### Dataset extract
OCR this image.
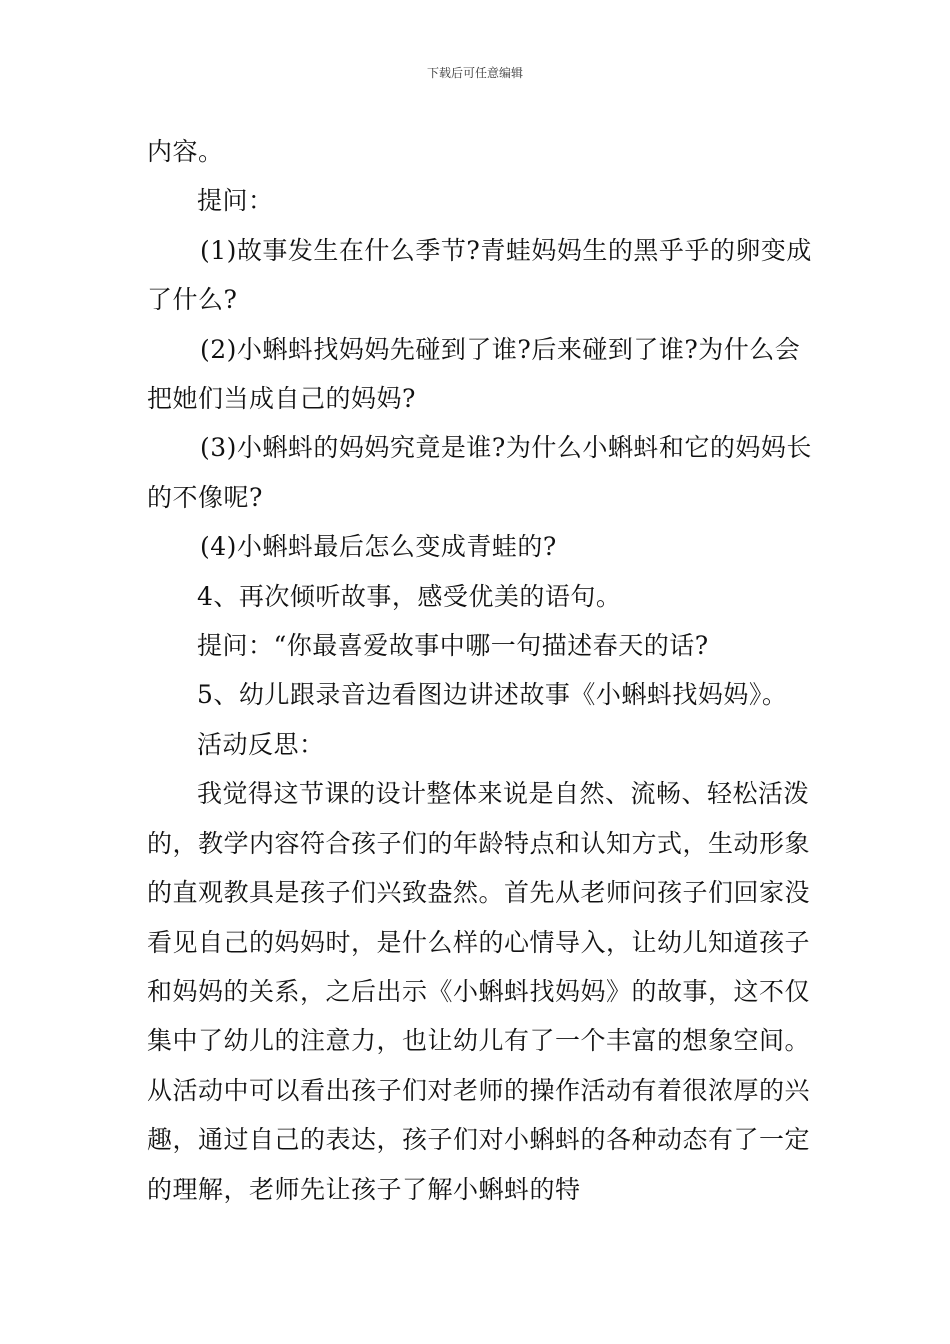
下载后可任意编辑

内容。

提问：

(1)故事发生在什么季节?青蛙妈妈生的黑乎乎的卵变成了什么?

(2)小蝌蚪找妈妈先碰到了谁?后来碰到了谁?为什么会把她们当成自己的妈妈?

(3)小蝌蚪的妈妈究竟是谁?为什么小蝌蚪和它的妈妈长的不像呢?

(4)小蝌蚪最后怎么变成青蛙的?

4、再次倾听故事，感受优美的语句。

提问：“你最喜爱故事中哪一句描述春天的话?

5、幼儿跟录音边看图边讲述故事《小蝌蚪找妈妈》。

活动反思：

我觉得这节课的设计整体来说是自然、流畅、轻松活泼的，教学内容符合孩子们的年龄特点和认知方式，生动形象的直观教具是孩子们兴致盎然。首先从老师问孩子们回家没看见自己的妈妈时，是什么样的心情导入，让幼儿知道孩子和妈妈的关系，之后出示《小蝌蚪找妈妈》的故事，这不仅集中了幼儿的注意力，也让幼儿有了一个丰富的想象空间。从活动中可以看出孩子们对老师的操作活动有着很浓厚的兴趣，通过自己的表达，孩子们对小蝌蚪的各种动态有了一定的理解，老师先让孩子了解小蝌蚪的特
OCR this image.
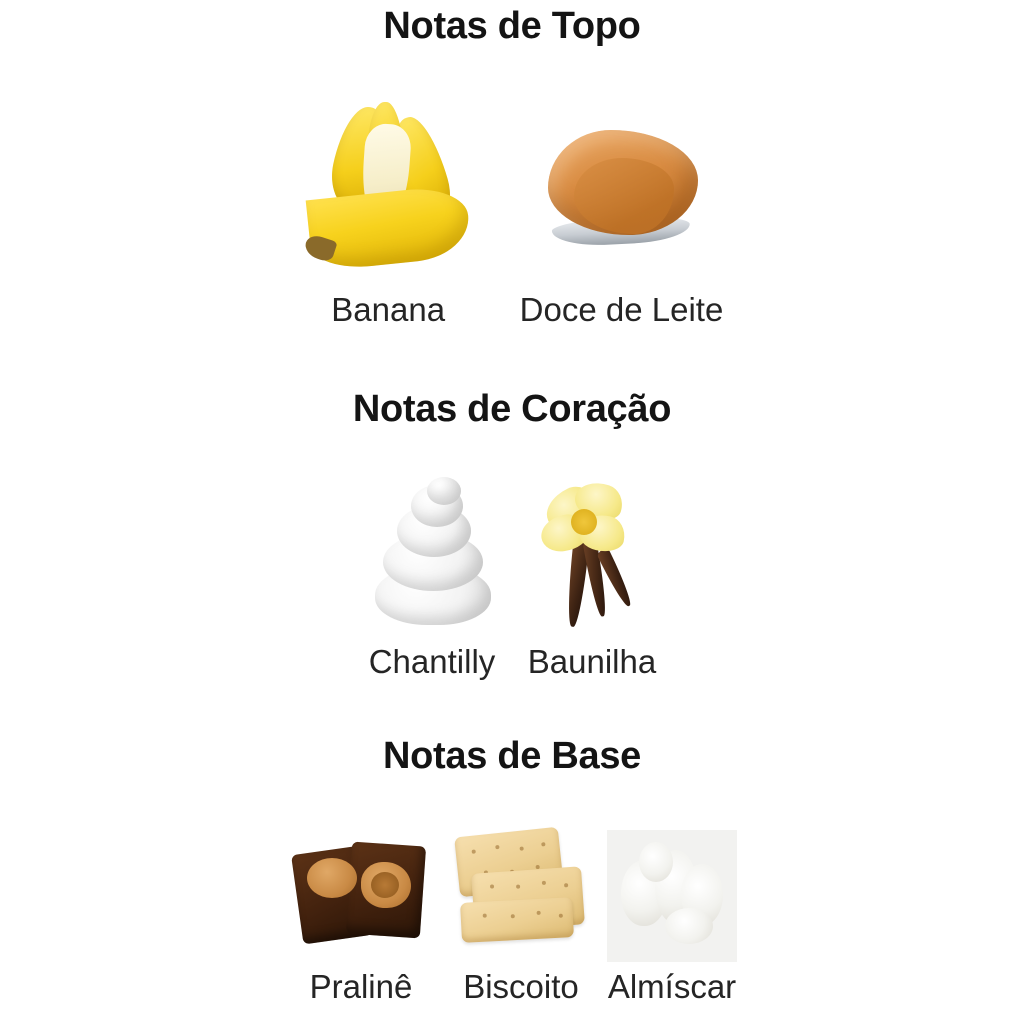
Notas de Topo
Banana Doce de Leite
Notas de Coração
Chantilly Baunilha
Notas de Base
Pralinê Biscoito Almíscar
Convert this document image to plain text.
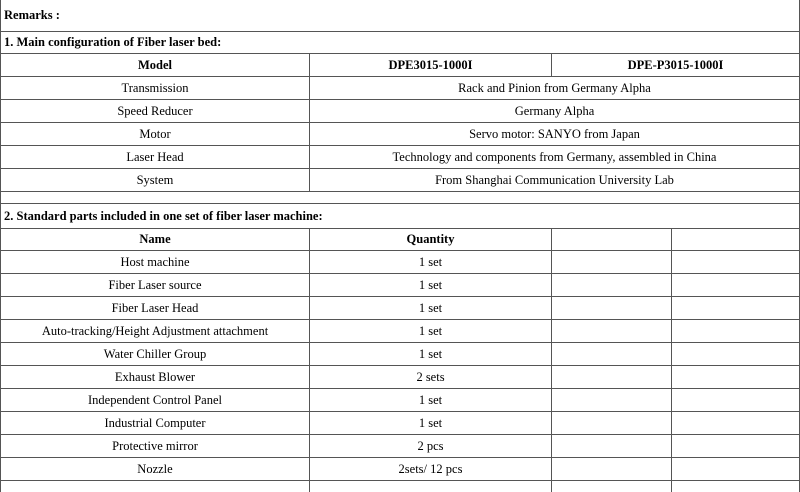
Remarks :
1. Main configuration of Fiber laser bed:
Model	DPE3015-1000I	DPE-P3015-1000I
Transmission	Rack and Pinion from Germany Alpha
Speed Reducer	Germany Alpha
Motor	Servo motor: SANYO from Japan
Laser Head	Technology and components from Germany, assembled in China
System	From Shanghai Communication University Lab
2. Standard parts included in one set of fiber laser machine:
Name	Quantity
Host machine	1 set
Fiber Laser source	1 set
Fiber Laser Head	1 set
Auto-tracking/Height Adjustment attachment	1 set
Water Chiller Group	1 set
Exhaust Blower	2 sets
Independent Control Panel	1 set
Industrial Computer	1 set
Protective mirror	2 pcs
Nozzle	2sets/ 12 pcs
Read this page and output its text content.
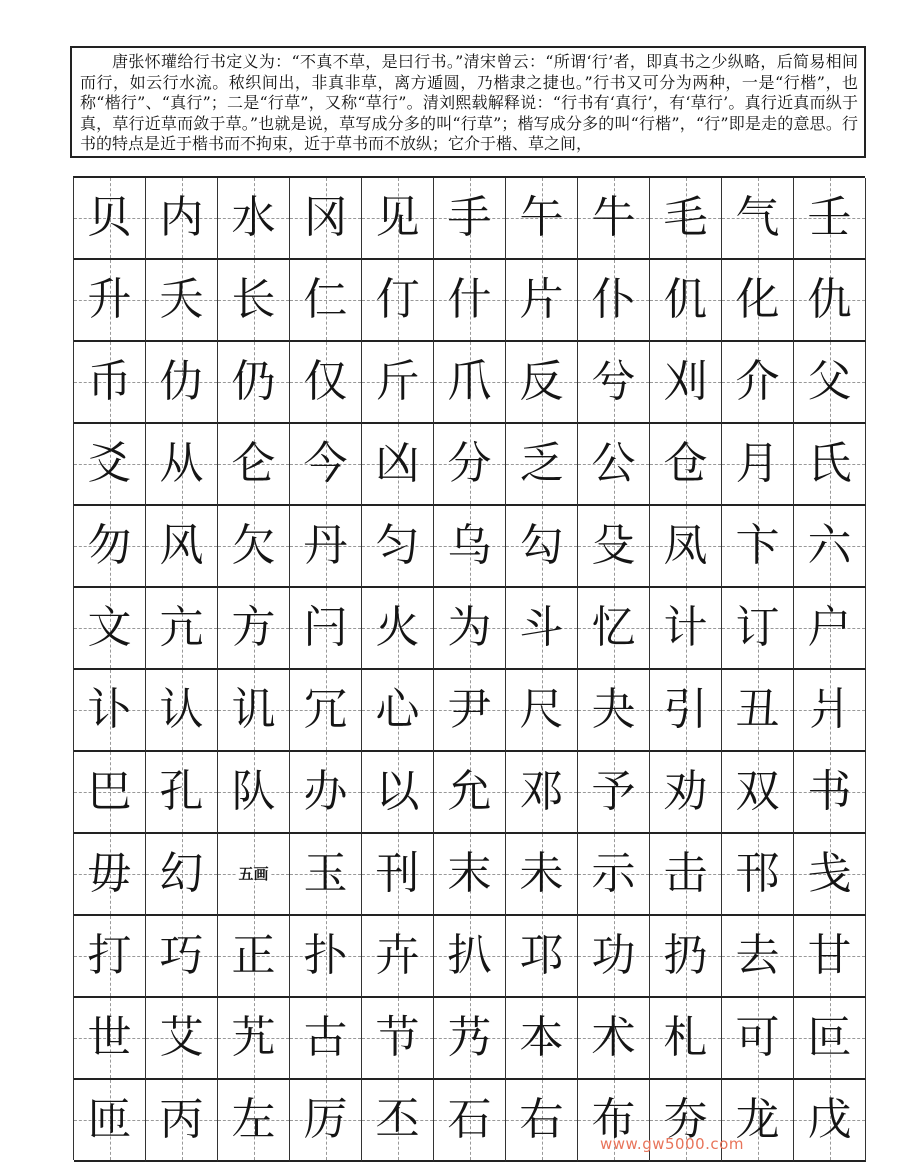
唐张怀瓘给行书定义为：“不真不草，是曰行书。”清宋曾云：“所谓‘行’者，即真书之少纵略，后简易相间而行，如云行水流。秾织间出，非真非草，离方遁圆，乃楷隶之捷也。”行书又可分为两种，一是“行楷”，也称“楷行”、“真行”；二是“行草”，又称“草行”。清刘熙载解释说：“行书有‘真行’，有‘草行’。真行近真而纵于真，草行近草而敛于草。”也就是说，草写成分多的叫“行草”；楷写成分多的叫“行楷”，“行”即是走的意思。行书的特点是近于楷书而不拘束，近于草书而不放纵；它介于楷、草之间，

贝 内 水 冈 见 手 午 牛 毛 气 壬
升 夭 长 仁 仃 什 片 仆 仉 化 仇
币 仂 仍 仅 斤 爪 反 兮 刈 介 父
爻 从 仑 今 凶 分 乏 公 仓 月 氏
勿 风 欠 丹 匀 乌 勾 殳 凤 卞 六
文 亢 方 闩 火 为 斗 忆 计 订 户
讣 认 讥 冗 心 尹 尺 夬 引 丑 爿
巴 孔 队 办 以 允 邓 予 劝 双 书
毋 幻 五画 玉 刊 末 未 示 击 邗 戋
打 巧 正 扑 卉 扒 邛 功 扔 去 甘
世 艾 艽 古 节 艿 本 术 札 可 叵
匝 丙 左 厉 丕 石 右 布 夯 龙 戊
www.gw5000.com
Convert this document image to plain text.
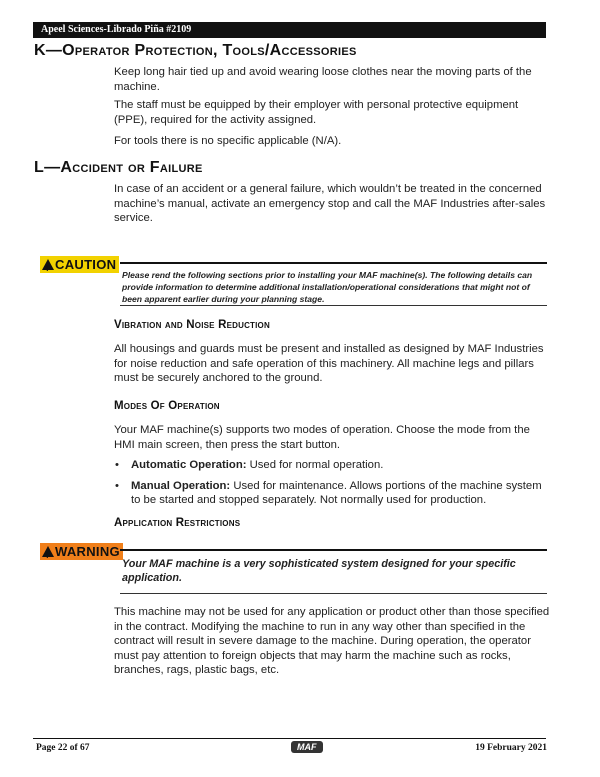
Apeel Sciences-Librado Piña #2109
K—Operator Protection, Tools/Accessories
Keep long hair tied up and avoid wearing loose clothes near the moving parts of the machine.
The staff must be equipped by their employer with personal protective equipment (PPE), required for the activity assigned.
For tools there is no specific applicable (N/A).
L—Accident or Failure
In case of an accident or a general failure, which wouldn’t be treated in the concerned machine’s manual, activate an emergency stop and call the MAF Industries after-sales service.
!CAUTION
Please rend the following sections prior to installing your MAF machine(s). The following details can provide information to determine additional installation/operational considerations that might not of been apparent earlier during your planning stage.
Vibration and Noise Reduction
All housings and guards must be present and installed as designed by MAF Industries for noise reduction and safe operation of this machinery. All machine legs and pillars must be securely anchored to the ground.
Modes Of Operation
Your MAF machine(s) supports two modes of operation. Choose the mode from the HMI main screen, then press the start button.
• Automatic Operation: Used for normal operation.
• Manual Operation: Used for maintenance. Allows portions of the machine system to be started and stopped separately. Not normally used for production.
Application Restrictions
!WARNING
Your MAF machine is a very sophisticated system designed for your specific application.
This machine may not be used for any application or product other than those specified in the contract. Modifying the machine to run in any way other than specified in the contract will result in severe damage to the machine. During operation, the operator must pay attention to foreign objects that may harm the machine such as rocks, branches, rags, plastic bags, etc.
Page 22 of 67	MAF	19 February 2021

### Set exercise
Copy all the data exactly as written, but skip any picture.

### Answer to this problem
OCR this image.
下载后可任意编辑

内容。

提问：

(1)故事发生在什么季节?青蛙妈妈生的黑乎乎的卵变成了什么?

(2)小蝌蚪找妈妈先碰到了谁?后来碰到了谁?为什么会把她们当成自己的妈妈?

(3)小蝌蚪的妈妈究竟是谁?为什么小蝌蚪和它的妈妈长的不像呢?

(4)小蝌蚪最后怎么变成青蛙的?

4、再次倾听故事，感受优美的语句。

提问：“你最喜爱故事中哪一句描述春天的话?

5、幼儿跟录音边看图边讲述故事《小蝌蚪找妈妈》。

活动反思：

我觉得这节课的设计整体来说是自然、流畅、轻松活泼的，教学内容符合孩子们的年龄特点和认知方式，生动形象的直观教具是孩子们兴致盎然。首先从老师问孩子们回家没看见自己的妈妈时，是什么样的心情导入，让幼儿知道孩子和妈妈的关系，之后出示《小蝌蚪找妈妈》的故事，这不仅集中了幼儿的注意力，也让幼儿有了一个丰富的想象空间。从活动中可以看出孩子们对老师的操作活动有着很浓厚的兴趣，通过自己的表达，孩子们对小蝌蚪的各种动态有了一定的理解，老师先让孩子了解小蝌蚪的特
OCR this image.
Notas de Topo
Banana Doce de Leite
Notas de Coração
Chantilly Baunilha
Notas de Base
Pralinê Biscoito Almíscar
Convert this document image to plain text.
Remarks :
1. Main configuration of Fiber laser bed:
Model	DPE3015-1000I	DPE-P3015-1000I
Transmission	Rack and Pinion from Germany Alpha
Speed Reducer	Germany Alpha
Motor	Servo motor: SANYO from Japan
Laser Head	Technology and components from Germany, assembled in China
System	From Shanghai Communication University Lab
2. Standard parts included in one set of fiber laser machine:
Name	Quantity
Host machine	1 set
Fiber Laser source	1 set
Fiber Laser Head	1 set
Auto-tracking/Height Adjustment attachment	1 set
Water Chiller Group	1 set
Exhaust Blower	2 sets
Independent Control Panel	1 set
Industrial Computer	1 set
Protective mirror	2 pcs
Nozzle	2sets/ 12 pcs
Read this page and output its text content.
唐张怀瓘给行书定义为：“不真不草，是曰行书。”清宋曾云：“所谓‘行’者，即真书之少纵略，后简易相间而行，如云行水流。秾织间出，非真非草，离方遁圆，乃楷隶之捷也。”行书又可分为两种，一是“行楷”，也称“楷行”、“真行”；二是“行草”，又称“草行”。清刘熙载解释说：“行书有‘真行’，有‘草行’。真行近真而纵于真，草行近草而敛于草。”也就是说，草写成分多的叫“行草”；楷写成分多的叫“行楷”，“行”即是走的意思。行书的特点是近于楷书而不拘束，近于草书而不放纵；它介于楷、草之间，

贝 内 水 冈 见 手 午 牛 毛 气 壬
升 夭 长 仁 仃 什 片 仆 仉 化 仇
币 仂 仍 仅 斤 爪 反 兮 刈 介 父
爻 从 仑 今 凶 分 乏 公 仓 月 氏
勿 风 欠 丹 匀 乌 勾 殳 凤 卞 六
文 亢 方 闩 火 为 斗 忆 计 订 户
讣 认 讥 冗 心 尹 尺 夬 引 丑 爿
巴 孔 队 办 以 允 邓 予 劝 双 书
毋 幻 五画 玉 刊 末 未 示 击 邗 戋
打 巧 正 扑 卉 扒 邛 功 扔 去 甘
世 艾 艽 古 节 艿 本 术 札 可 叵
匝 丙 左 厉 丕 石 右 布 夯 龙 戊
www.gw5000.com
Convert this document image to plain text.
Apeel Sciences-Librado Piña #2109
K—Operator Protection, Tools/Accessories
Keep long hair tied up and avoid wearing loose clothes near the moving parts of the machine.
The staff must be equipped by their employer with personal protective equipment (PPE), required for the activity assigned.
For tools there is no specific applicable (N/A).
L—Accident or Failure
In case of an accident or a general failure, which wouldn’t be treated in the concerned machine’s manual, activate an emergency stop and call the MAF Industries after-sales service.
!CAUTION
Please rend the following sections prior to installing your MAF machine(s). The following details can provide information to determine additional installation/operational considerations that might not of been apparent earlier during your planning stage.
Vibration and Noise Reduction
All housings and guards must be present and installed as designed by MAF Industries for noise reduction and safe operation of this machinery. All machine legs and pillars must be securely anchored to the ground.
Modes Of Operation
Your MAF machine(s) supports two modes of operation. Choose the mode from the HMI main screen, then press the start button.
• Automatic Operation: Used for normal operation.
• Manual Operation: Used for maintenance. Allows portions of the machine system to be started and stopped separately. Not normally used for production.
Application Restrictions
!WARNING
Your MAF machine is a very sophisticated system designed for your specific application.
This machine may not be used for any application or product other than those specified in the contract. Modifying the machine to run in any way other than specified in the contract will result in severe damage to the machine. During operation, the operator must pay attention to foreign objects that may harm the machine such as rocks, branches, rags, plastic bags, etc.
Page 22 of 67	MAF	19 February 2021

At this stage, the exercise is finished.